What the exercise asks →
According to the court order, what offense was the defendant convicted of?

Passage →

SUPREME COURT OF THE STATE OF NEW YORK
Appellate Division, Fourth Judicial Department
79
KA 13-00543
PRESENT: CENTRA, J.P., PERADOTTO, LINDLEY, SCONIERS, AND DEJOSEPH, JJ.
THE PEOPLE OF THE STATE OF NEW YORK, RESPONDENT,
V MEMORANDUM AND ORDER
ROBERT L. WILLIAMS, JR., DEFENDANT-APPELLANT.
THE LEGAL AID BUREAU OF BUFFALO, INC., BUFFALO (TIMOTHY P. MURPHY OF
COUNSEL), FOR DEFENDANT-APPELLANT.
FRANK A. SEDITA, III, DISTRICT ATTORNEY, BUFFALO (MATTHEW B. POWERS OF
COUNSEL), FOR RESPONDENT.
Appeal from a judgment of the Supreme Court, Erie County (M.
William Boller, A.J.), rendered September 10, 2012. The judgment
convicted defendant, upon his plea of guilty, of criminal possession
of a weapon in the second degree.
It is hereby ORDERED that the judgment so appealed from is
unanimously affirmed.

Record extracts →
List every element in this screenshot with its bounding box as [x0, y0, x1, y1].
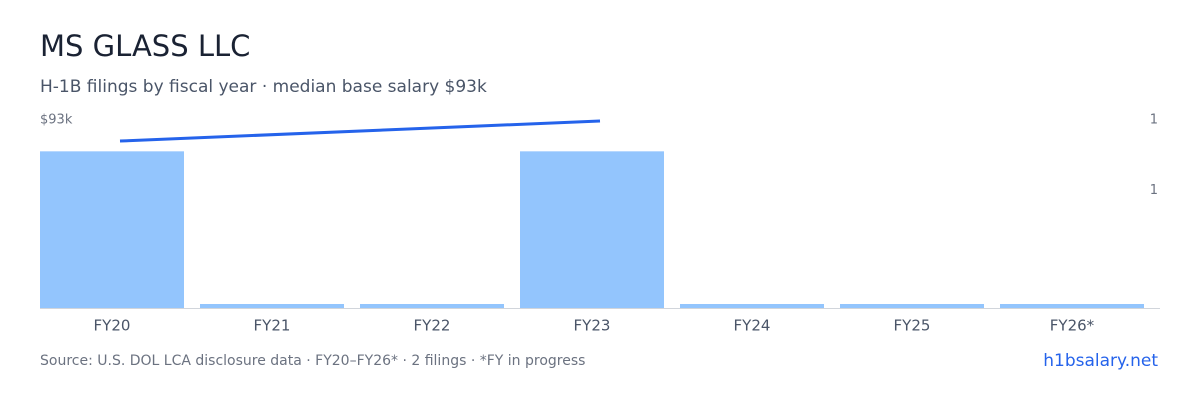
salary-line: [119, 119, 601, 143]
bar: [680, 304, 824, 308]
source-note: Source: U.S. DOL LCA disclosure data · F…: [40, 353, 585, 369]
bar: [360, 304, 504, 308]
bar: [40, 151, 184, 308]
chart-subtitle: H-1B filings by fiscal year · median bas…: [40, 77, 487, 97]
x-tick-label: FY20: [94, 317, 131, 335]
y2-tick-label: 1: [1150, 113, 1158, 128]
bar: [840, 304, 984, 308]
x-tick-label: FY23: [574, 317, 611, 335]
bar: [1000, 304, 1144, 308]
chart-title: MS GLASS LLC: [40, 29, 250, 63]
x-tick-label: FY25: [894, 317, 931, 335]
x-tick-label: FY22: [414, 317, 451, 335]
site-link[interactable]: h1bsalary.net: [1043, 351, 1158, 371]
y2-tick-label: 1: [1150, 183, 1158, 198]
x-tick-label: FY26*: [1050, 317, 1095, 335]
x-tick-label: FY24: [734, 317, 771, 335]
bar: [520, 151, 664, 308]
x-tick-label: FY21: [254, 317, 291, 335]
bar: [200, 304, 344, 308]
y-tick-label: $93k: [40, 113, 73, 128]
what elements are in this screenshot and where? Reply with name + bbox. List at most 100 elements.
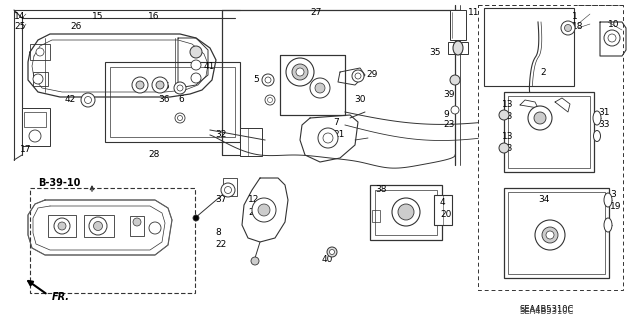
Circle shape xyxy=(133,218,141,226)
Text: 16: 16 xyxy=(148,12,159,21)
Circle shape xyxy=(604,30,620,46)
Text: 3: 3 xyxy=(610,190,616,199)
Circle shape xyxy=(451,106,459,114)
Bar xyxy=(478,5,623,290)
Bar xyxy=(504,92,594,172)
Circle shape xyxy=(252,198,276,222)
Circle shape xyxy=(265,77,271,83)
Bar xyxy=(240,128,262,156)
Text: 36: 36 xyxy=(158,95,170,104)
Circle shape xyxy=(265,95,275,105)
Text: 28: 28 xyxy=(148,150,159,159)
Text: 10: 10 xyxy=(608,20,620,29)
Text: 1: 1 xyxy=(572,12,578,21)
Bar xyxy=(450,10,466,40)
Circle shape xyxy=(398,204,414,220)
Circle shape xyxy=(89,217,107,235)
Circle shape xyxy=(191,73,201,83)
Text: 37: 37 xyxy=(215,195,227,204)
Bar xyxy=(33,72,48,86)
Circle shape xyxy=(54,218,70,234)
Text: 2: 2 xyxy=(540,68,546,77)
Text: 26: 26 xyxy=(70,22,81,31)
Text: 5: 5 xyxy=(253,75,259,84)
Bar xyxy=(370,185,442,240)
Circle shape xyxy=(262,74,274,86)
Circle shape xyxy=(84,97,92,103)
Circle shape xyxy=(296,68,304,76)
Text: 9: 9 xyxy=(443,110,449,119)
Text: 15: 15 xyxy=(92,12,104,21)
Text: 21: 21 xyxy=(333,130,344,139)
Text: 22: 22 xyxy=(215,240,227,249)
Ellipse shape xyxy=(593,111,601,125)
Text: 43: 43 xyxy=(502,112,513,121)
Bar xyxy=(504,188,609,278)
Text: 12: 12 xyxy=(248,195,259,204)
Circle shape xyxy=(258,204,270,216)
Circle shape xyxy=(535,220,565,250)
Circle shape xyxy=(132,77,148,93)
Circle shape xyxy=(175,113,185,123)
Text: 36: 36 xyxy=(158,82,170,91)
Circle shape xyxy=(93,221,102,231)
Circle shape xyxy=(352,70,364,82)
Circle shape xyxy=(152,77,168,93)
Circle shape xyxy=(323,133,333,143)
Bar xyxy=(30,188,195,293)
Circle shape xyxy=(292,64,308,80)
Circle shape xyxy=(392,198,420,226)
Bar xyxy=(448,42,468,54)
Text: 4: 4 xyxy=(440,198,445,207)
Bar xyxy=(484,8,574,86)
Bar xyxy=(130,216,144,236)
Circle shape xyxy=(191,60,201,70)
Bar xyxy=(280,55,345,115)
Circle shape xyxy=(174,82,186,94)
Text: 11: 11 xyxy=(468,8,479,17)
Text: 38: 38 xyxy=(375,185,387,194)
Bar xyxy=(105,62,240,142)
Text: 31: 31 xyxy=(598,108,609,117)
Text: 40: 40 xyxy=(322,255,333,264)
Ellipse shape xyxy=(604,218,612,232)
Ellipse shape xyxy=(453,41,463,55)
Circle shape xyxy=(499,143,509,153)
Circle shape xyxy=(221,183,235,197)
Text: 41: 41 xyxy=(204,62,216,71)
Bar xyxy=(84,215,114,237)
Circle shape xyxy=(177,85,183,91)
Text: 30: 30 xyxy=(354,95,365,104)
Text: 25: 25 xyxy=(14,22,26,31)
Text: 24: 24 xyxy=(248,208,259,217)
Circle shape xyxy=(177,115,182,121)
Circle shape xyxy=(499,110,509,120)
Bar xyxy=(375,190,437,235)
Bar xyxy=(30,44,50,60)
Circle shape xyxy=(251,257,259,265)
Text: 8: 8 xyxy=(215,228,221,237)
Circle shape xyxy=(546,231,554,239)
Text: 6: 6 xyxy=(178,95,184,104)
Text: SEA4B5310C: SEA4B5310C xyxy=(520,307,574,316)
Circle shape xyxy=(450,75,460,85)
Circle shape xyxy=(310,78,330,98)
Text: 13: 13 xyxy=(502,100,513,109)
Text: 17: 17 xyxy=(20,145,31,154)
Text: B-39-10: B-39-10 xyxy=(38,178,81,188)
Text: 33: 33 xyxy=(598,120,609,129)
Text: 32: 32 xyxy=(215,130,227,139)
Bar xyxy=(223,178,237,196)
Circle shape xyxy=(355,73,361,79)
Ellipse shape xyxy=(593,130,600,142)
Bar xyxy=(508,96,590,168)
Circle shape xyxy=(225,187,232,194)
Text: 42: 42 xyxy=(65,95,76,104)
Circle shape xyxy=(330,249,335,255)
Circle shape xyxy=(564,25,572,32)
Circle shape xyxy=(81,93,95,107)
Bar xyxy=(508,192,605,274)
Text: 39: 39 xyxy=(443,90,454,99)
Text: 14: 14 xyxy=(14,12,26,21)
Text: 13: 13 xyxy=(502,132,513,141)
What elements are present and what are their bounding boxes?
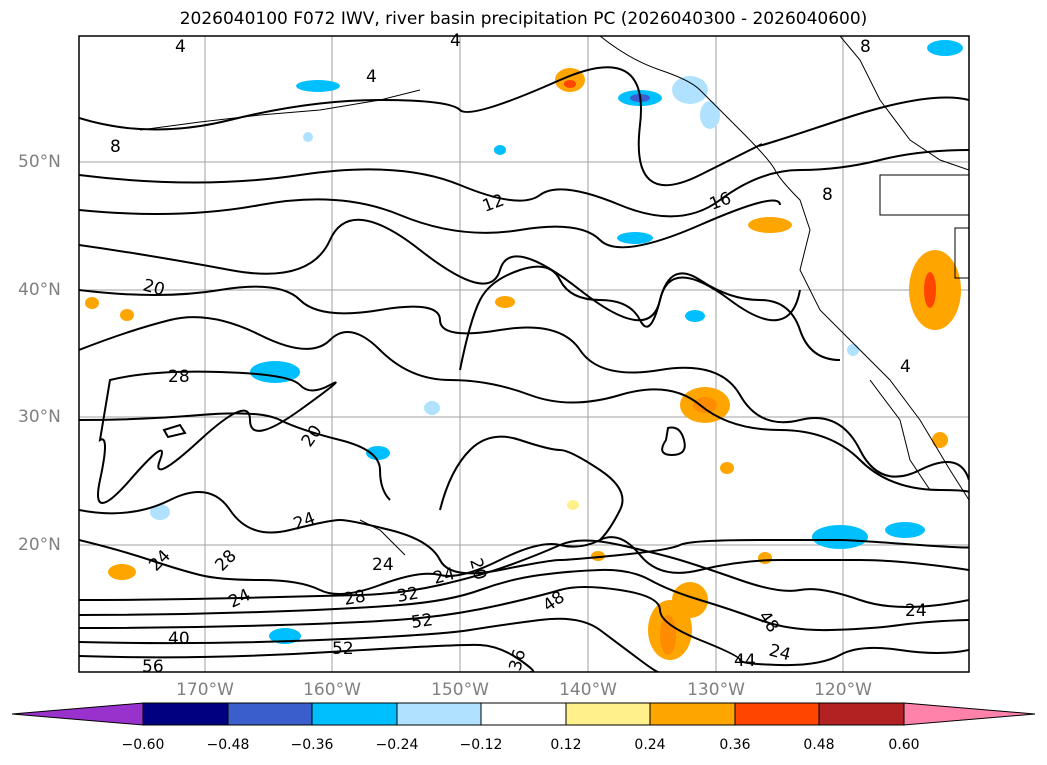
colorbar-seg-0 (11, 702, 144, 726)
contour-label: 8 (110, 137, 121, 157)
contour-label: 36 (506, 647, 531, 673)
contour-label: 24 (372, 555, 394, 575)
contour-label: 48 (754, 607, 783, 636)
colorbar-tick: −0.12 (459, 737, 503, 753)
contour-label: 20 (298, 422, 327, 451)
contour-label: 24 (291, 509, 318, 535)
contour-label: 44 (734, 651, 756, 671)
contour-label: 24 (767, 641, 793, 666)
contour-label: 4 (450, 31, 461, 51)
contour-label: 28 (211, 546, 240, 575)
colorbar-tick: 0.24 (634, 737, 666, 753)
colorbar-seg-8 (734, 702, 820, 726)
contour-label: 24 (905, 601, 927, 621)
colorbar-seg-6 (565, 702, 651, 726)
contour-label: 28 (168, 367, 190, 387)
colorbar (11, 702, 1036, 726)
contour-label: 4 (175, 37, 186, 57)
map-title: 2026040100 F072 IWV, river basin precipi… (179, 9, 868, 29)
lat-label: 20°N (18, 535, 61, 555)
contour-label: 28 (342, 586, 367, 609)
colorbar-seg-7 (649, 702, 736, 726)
colorbar-tick: −0.36 (290, 737, 334, 753)
contour-label: 20 (141, 276, 167, 301)
contour-label: 24 (431, 564, 457, 589)
colorbar-tick: 0.48 (803, 737, 835, 753)
lat-label: 50°N (18, 152, 61, 172)
colorbar-tick: 0.60 (888, 737, 920, 753)
lon-label: 130°W (687, 680, 745, 700)
colorbar-tick: 0.12 (550, 737, 582, 753)
contour-label: 52 (332, 639, 354, 659)
colorbar-tick: −0.60 (121, 737, 165, 753)
lon-label: 120°W (814, 680, 872, 700)
lon-label: 140°W (559, 680, 617, 700)
contour-label: 52 (410, 610, 434, 633)
colorbar-seg-10 (903, 702, 1036, 726)
iwv-contours (79, 66, 969, 672)
contour-label: 24 (145, 546, 174, 575)
colorbar-seg-3 (311, 702, 398, 726)
contour-label: 4 (366, 67, 377, 87)
coastlines (139, 36, 969, 556)
contour-label: 24 (226, 585, 254, 612)
contour-label: 40 (168, 629, 190, 649)
colorbar-seg-4 (396, 702, 482, 726)
colorbar-tick: 0.36 (719, 737, 751, 753)
lon-label: 150°W (431, 680, 489, 700)
colorbar-seg-2 (227, 702, 313, 726)
colorbar-seg-1 (142, 702, 229, 726)
colorbar-seg-9 (818, 702, 905, 726)
contour-label: 32 (395, 583, 420, 606)
contour-label: 8 (860, 37, 871, 57)
lat-label: 30°N (18, 407, 61, 427)
contour-label: 48 (539, 587, 568, 616)
lon-label: 160°W (303, 680, 361, 700)
contour-label: 56 (142, 657, 164, 677)
contour-label: 4 (900, 357, 911, 377)
colorbar-seg-5 (480, 702, 567, 726)
colorbar-tick: −0.24 (375, 737, 419, 753)
lat-label: 40°N (18, 280, 61, 300)
map-frame (78, 35, 970, 673)
lon-label: 170°W (176, 680, 234, 700)
contour-label: 8 (822, 185, 833, 205)
colorbar-tick: −0.48 (206, 737, 250, 753)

Exercise result →
Criminal possession of a weapon in the second degree.